Please convert the lines below into a JSON list of strings, one string per line, skipping blank lines and leaving out the pictures.
━━━━━━━━━━━━━━━━━━━━
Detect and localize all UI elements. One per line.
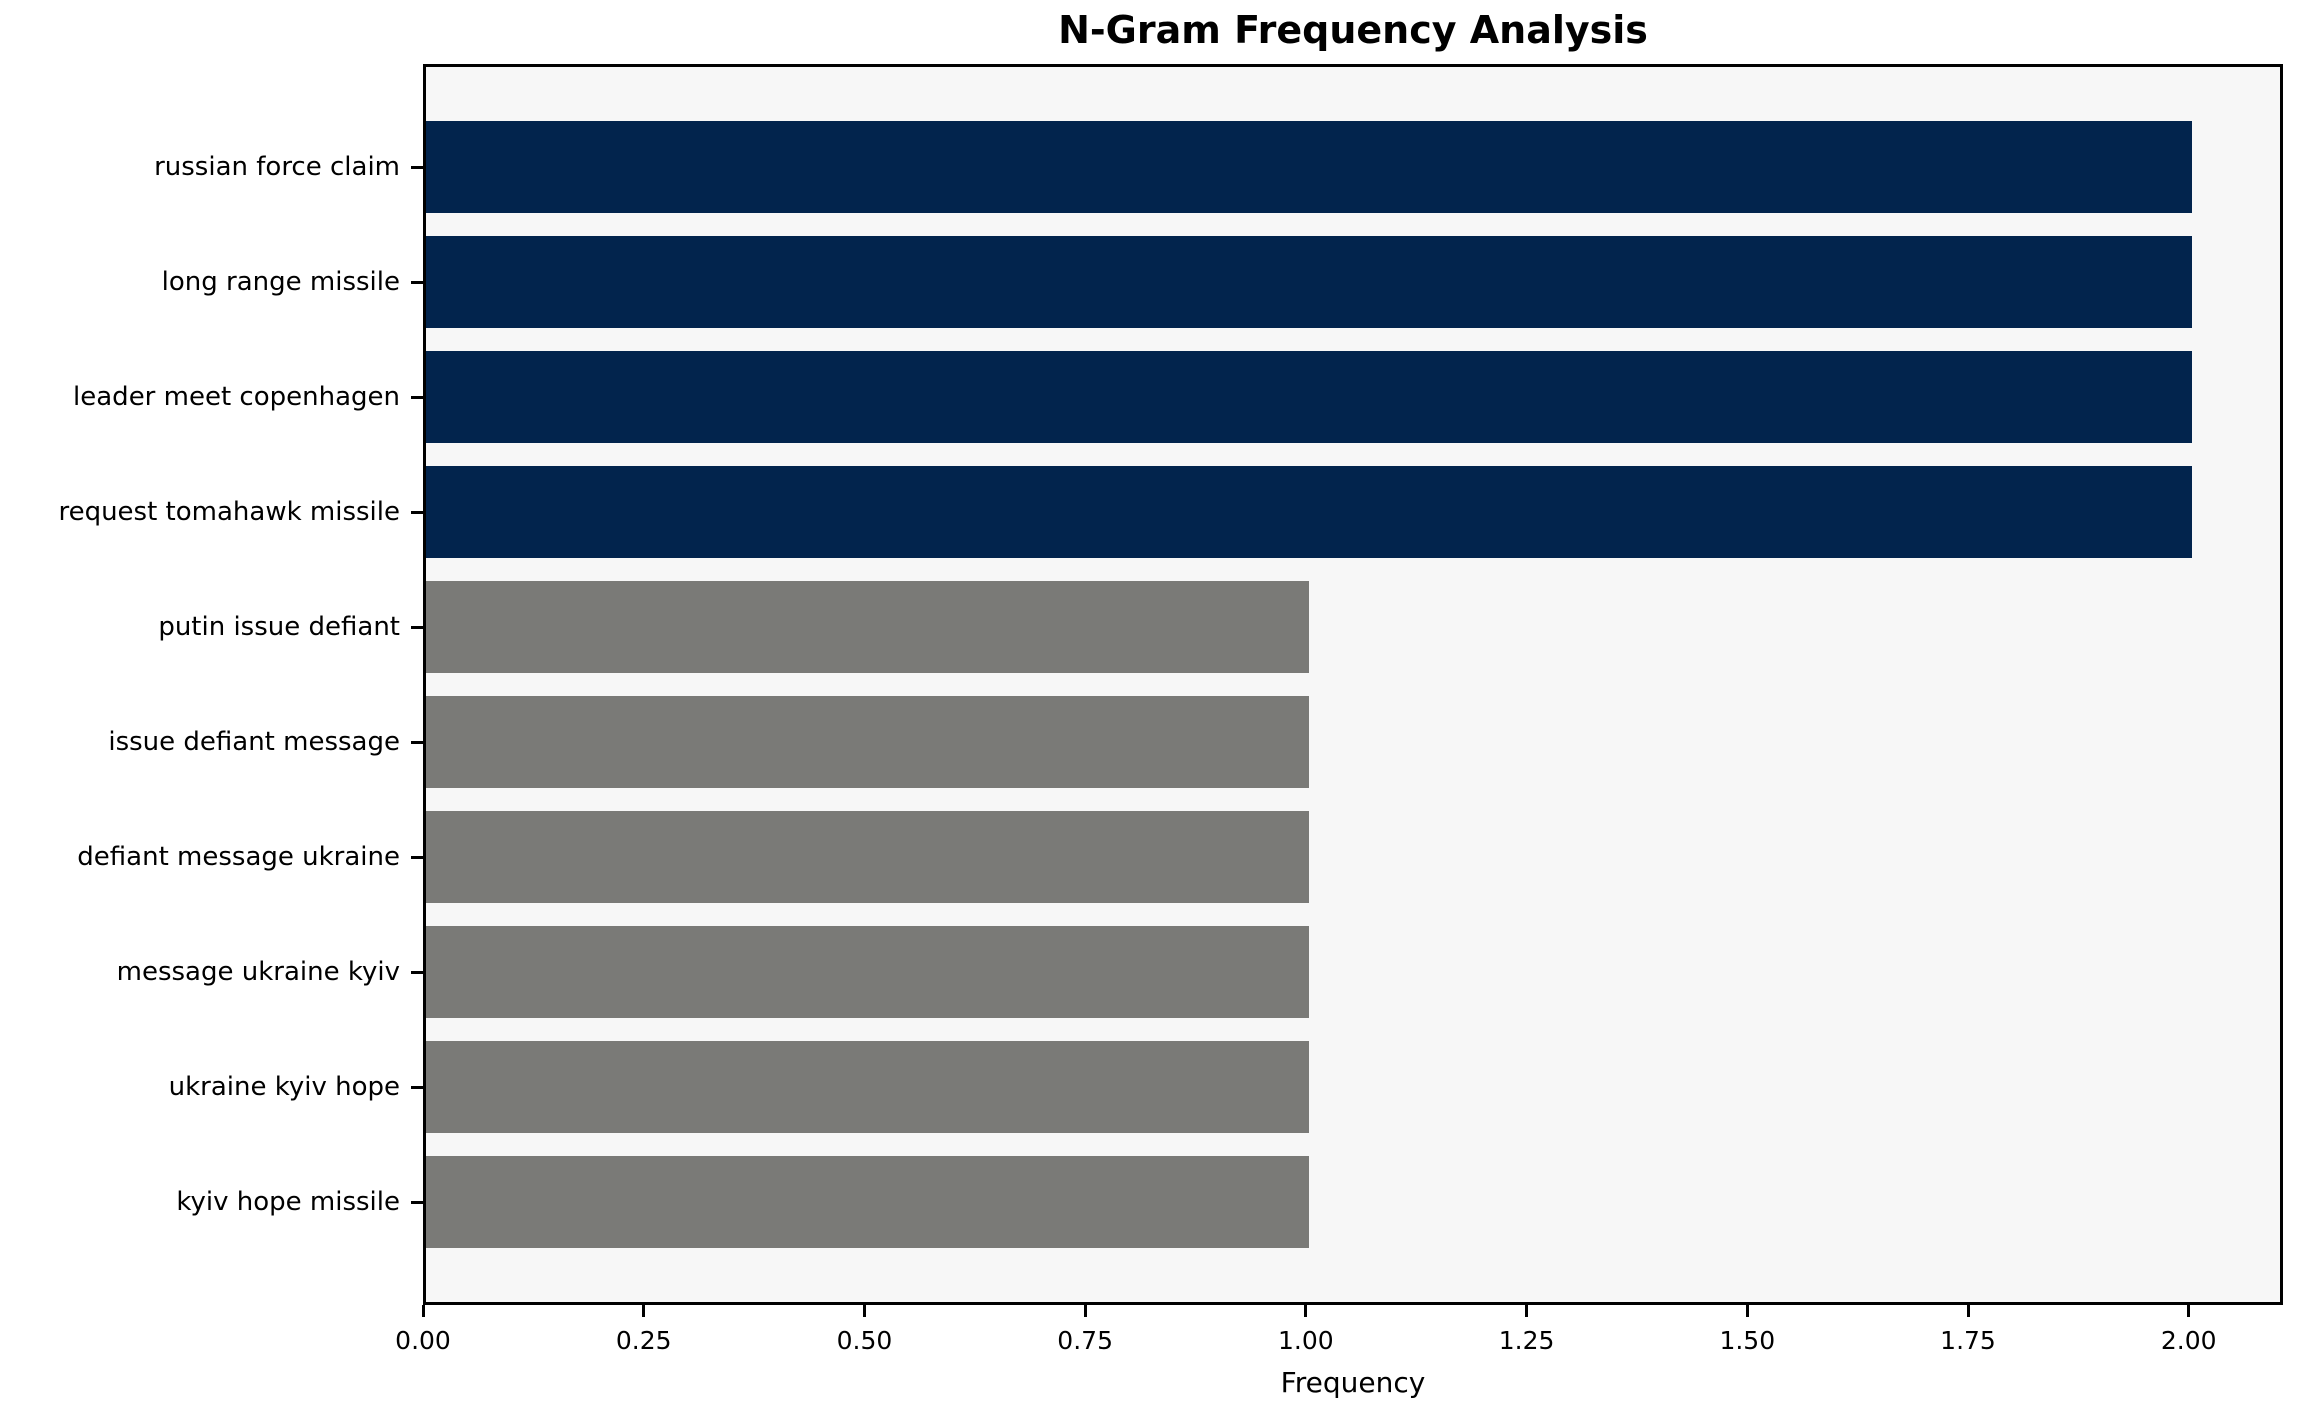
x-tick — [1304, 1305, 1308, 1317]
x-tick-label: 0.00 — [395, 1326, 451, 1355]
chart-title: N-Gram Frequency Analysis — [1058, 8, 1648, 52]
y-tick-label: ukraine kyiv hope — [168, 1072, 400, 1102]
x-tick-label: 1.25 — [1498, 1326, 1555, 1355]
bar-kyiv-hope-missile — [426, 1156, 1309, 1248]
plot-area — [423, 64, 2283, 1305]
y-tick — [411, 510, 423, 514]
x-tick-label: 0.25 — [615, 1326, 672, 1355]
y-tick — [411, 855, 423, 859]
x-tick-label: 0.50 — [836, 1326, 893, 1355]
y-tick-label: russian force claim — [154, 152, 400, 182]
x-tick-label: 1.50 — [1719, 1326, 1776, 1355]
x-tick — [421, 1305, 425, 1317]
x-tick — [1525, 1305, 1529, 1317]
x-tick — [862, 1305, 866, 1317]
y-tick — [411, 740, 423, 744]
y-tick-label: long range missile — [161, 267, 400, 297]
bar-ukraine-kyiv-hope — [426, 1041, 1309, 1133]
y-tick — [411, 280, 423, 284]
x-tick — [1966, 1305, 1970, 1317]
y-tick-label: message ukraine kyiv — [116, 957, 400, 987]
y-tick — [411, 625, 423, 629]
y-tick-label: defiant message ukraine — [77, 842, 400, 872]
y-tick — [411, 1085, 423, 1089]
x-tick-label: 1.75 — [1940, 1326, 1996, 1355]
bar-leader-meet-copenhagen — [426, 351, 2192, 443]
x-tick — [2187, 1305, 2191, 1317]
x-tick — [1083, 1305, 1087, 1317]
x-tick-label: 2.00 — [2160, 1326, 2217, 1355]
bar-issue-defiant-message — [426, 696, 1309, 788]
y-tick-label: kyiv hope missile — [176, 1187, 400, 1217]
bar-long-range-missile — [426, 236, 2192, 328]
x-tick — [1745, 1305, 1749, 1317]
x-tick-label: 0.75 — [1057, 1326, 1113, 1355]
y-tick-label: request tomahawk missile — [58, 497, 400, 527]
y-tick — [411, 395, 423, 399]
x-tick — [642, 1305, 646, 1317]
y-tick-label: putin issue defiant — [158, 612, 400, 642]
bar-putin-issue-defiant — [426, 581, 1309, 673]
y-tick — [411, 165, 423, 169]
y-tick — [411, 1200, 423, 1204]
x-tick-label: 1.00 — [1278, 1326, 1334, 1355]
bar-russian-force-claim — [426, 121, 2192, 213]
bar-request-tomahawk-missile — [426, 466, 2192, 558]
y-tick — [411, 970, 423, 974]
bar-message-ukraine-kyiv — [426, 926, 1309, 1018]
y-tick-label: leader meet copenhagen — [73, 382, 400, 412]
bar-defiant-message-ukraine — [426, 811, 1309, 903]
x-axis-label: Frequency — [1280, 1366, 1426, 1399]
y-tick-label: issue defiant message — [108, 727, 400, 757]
━━━━━━━━━━━━━━━━━━━━
#### [Expected output]
[
  "Detect and localize all UI elements. One per line.",
  "x-tick — [1304, 1305, 1308, 1317]",
  "x-tick-label: 0.00 — [395, 1326, 451, 1355]",
  "chart-title: N-Gram Frequency Analysis — [1058, 8, 1648, 52]",
  "y-tick-label: ukraine kyiv hope — [168, 1072, 400, 1102]",
  "x-tick-label: 1.25 — [1498, 1326, 1555, 1355]",
  "bar-kyiv-hope-missile — [426, 1156, 1309, 1248]",
  "plot-area — [423, 64, 2283, 1305]",
  "y-tick — [411, 510, 423, 514]",
  "x-tick-label: 0.25 — [615, 1326, 672, 1355]",
  "y-tick — [411, 855, 423, 859]",
  "x-tick-label: 0.50 — [836, 1326, 893, 1355]",
  "y-tick-label: russian force claim — [154, 152, 400, 182]",
  "x-tick-label: 1.50 — [1719, 1326, 1776, 1355]",
  "x-tick — [421, 1305, 425, 1317]",
  "x-tick — [1525, 1305, 1529, 1317]",
  "x-tick — [862, 1305, 866, 1317]",
  "y-tick — [411, 740, 423, 744]",
  "y-tick-label: long range missile — [161, 267, 400, 297]",
  "bar-ukraine-kyiv-hope — [426, 1041, 1309, 1133]",
  "y-tick — [411, 280, 423, 284]",
  "x-tick — [1966, 1305, 1970, 1317]",
  "y-tick-label: message ukraine kyiv — [116, 957, 400, 987]",
  "y-tick — [411, 625, 423, 629]",
  "y-tick-label: defiant message ukraine — [77, 842, 400, 872]",
  "y-tick — [411, 1085, 423, 1089]",
  "x-tick-label: 1.75 — [1940, 1326, 1996, 1355]",
  "bar-leader-meet-copenhagen — [426, 351, 2192, 443]",
  "x-tick — [2187, 1305, 2191, 1317]",
  "x-tick — [1083, 1305, 1087, 1317]",
  "x-tick-label: 2.00 — [2160, 1326, 2217, 1355]",
  "bar-issue-defiant-message — [426, 696, 1309, 788]",
  "y-tick-label: kyiv hope missile — [176, 1187, 400, 1217]",
  "bar-long-range-missile — [426, 236, 2192, 328]",
  "x-tick — [1745, 1305, 1749, 1317]",
  "x-tick-label: 0.75 — [1057, 1326, 1113, 1355]",
  "y-tick-label: request tomahawk missile — [58, 497, 400, 527]",
  "y-tick — [411, 395, 423, 399]",
  "x-tick — [642, 1305, 646, 1317]",
  "y-tick-label: putin issue defiant — [158, 612, 400, 642]",
  "bar-putin-issue-defiant — [426, 581, 1309, 673]",
  "y-tick — [411, 165, 423, 169]",
  "y-tick — [411, 1200, 423, 1204]",
  "x-tick-label: 1.00 — [1278, 1326, 1334, 1355]",
  "bar-russian-force-claim — [426, 121, 2192, 213]",
  "bar-request-tomahawk-missile — [426, 466, 2192, 558]",
  "y-tick — [411, 970, 423, 974]",
  "bar-message-ukraine-kyiv — [426, 926, 1309, 1018]",
  "y-tick-label: leader meet copenhagen — [73, 382, 400, 412]",
  "bar-defiant-message-ukraine — [426, 811, 1309, 903]",
  "x-axis-label: Frequency — [1280, 1366, 1426, 1399]",
  "y-tick-label: issue defiant message — [108, 727, 400, 757]"
]